● Goal of the exercise
Copy every entry word for word. Skip the pictures.

● Dataset records
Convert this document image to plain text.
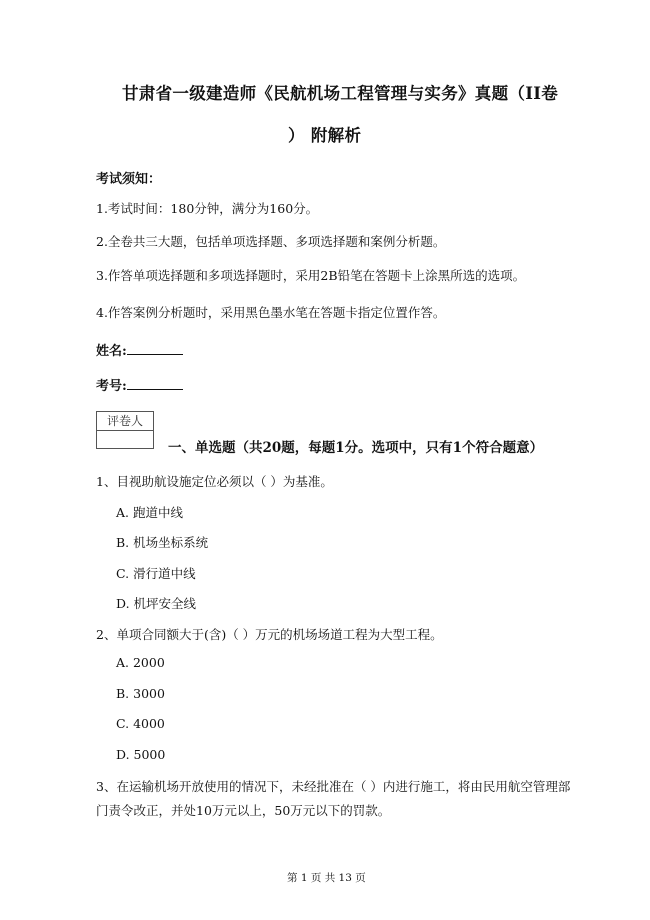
甘肃省一级建造师《民航机场工程管理与实务》真题（II卷
） 附解析
考试须知：
1.考试时间：180分钟，满分为160分。
2.全卷共三大题，包括单项选择题、多项选择题和案例分析题。
3.作答单项选择题和多项选择题时，采用2B铅笔在答题卡上涂黑所选的选项。
4.作答案例分析题时，采用黑色墨水笔在答题卡指定位置作答。
姓名:
考号:
评卷人
一、单选题（共20题，每题1分。选项中，只有1个符合题意）
1、目视助航设施定位必须以（ ）为基准。
A. 跑道中线
B. 机场坐标系统
C. 滑行道中线
D. 机坪安全线
2、单项合同额大于(含)（ ）万元的机场场道工程为大型工程。
A. 2000
B. 3000
C. 4000
D. 5000
3、在运输机场开放使用的情况下，未经批准在（ ）内进行施工，将由民用航空管理部
门责令改正，并处10万元以上，50万元以下的罚款。
第 1 页 共 13 页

● Response to this exercise
Convert this document image to plain text.
甘肃省一级建造师《民航机场工程管理与实务》真题（II卷
） 附解析
考试须知：
1.考试时间：180分钟，满分为160分。
2.全卷共三大题，包括单项选择题、多项选择题和案例分析题。
3.作答单项选择题和多项选择题时，采用2B铅笔在答题卡上涂黑所选的选项。
4.作答案例分析题时，采用黑色墨水笔在答题卡指定位置作答。
姓名:
考号:
评卷人
一、单选题（共20题，每题1分。选项中，只有1个符合题意）
1、目视助航设施定位必须以（ ）为基准。
A. 跑道中线
B. 机场坐标系统
C. 滑行道中线
D. 机坪安全线
2、单项合同额大于(含)（ ）万元的机场场道工程为大型工程。
A. 2000
B. 3000
C. 4000
D. 5000
3、在运输机场开放使用的情况下，未经批准在（ ）内进行施工，将由民用航空管理部
门责令改正，并处10万元以上，50万元以下的罚款。
第 1 页 共 13 页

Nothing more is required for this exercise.